» **Your task**
Work through the records below and tally every line containing "name". Reply with the total alone.

» **Material for the task**
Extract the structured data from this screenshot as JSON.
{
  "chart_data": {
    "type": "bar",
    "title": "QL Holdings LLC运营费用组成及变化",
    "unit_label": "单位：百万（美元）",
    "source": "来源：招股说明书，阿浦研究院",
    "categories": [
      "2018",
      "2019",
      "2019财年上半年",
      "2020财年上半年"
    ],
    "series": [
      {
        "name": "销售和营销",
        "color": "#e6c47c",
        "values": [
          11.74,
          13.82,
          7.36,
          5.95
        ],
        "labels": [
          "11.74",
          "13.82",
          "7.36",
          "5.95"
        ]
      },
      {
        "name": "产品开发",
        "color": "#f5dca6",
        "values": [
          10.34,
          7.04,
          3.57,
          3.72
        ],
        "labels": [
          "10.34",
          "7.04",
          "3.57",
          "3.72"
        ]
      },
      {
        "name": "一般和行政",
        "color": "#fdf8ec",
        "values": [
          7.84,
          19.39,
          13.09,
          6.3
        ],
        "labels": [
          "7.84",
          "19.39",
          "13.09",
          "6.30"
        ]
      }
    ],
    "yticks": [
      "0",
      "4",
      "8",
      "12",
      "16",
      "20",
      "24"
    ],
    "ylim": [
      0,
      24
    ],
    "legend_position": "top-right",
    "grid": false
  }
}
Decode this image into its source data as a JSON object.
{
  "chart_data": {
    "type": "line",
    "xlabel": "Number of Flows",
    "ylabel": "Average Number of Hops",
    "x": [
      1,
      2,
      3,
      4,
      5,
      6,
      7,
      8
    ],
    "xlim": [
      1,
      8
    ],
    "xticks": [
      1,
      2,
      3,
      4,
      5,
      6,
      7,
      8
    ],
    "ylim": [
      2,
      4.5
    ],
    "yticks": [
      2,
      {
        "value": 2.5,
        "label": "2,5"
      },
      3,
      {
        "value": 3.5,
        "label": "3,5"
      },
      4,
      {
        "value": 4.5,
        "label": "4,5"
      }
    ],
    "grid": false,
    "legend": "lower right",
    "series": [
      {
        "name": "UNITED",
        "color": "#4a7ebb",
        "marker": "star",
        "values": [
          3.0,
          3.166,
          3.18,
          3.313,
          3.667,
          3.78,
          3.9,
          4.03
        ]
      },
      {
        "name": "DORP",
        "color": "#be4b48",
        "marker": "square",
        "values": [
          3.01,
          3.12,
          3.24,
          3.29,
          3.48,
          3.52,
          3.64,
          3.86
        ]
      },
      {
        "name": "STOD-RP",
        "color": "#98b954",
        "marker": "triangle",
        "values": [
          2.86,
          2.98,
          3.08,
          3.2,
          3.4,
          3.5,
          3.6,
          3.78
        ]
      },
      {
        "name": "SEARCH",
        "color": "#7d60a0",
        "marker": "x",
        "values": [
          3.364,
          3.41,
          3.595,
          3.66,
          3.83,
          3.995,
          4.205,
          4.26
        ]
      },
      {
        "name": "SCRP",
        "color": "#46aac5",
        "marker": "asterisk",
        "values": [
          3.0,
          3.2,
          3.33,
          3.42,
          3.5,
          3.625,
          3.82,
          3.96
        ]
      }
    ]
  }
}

» **Exercise response**
8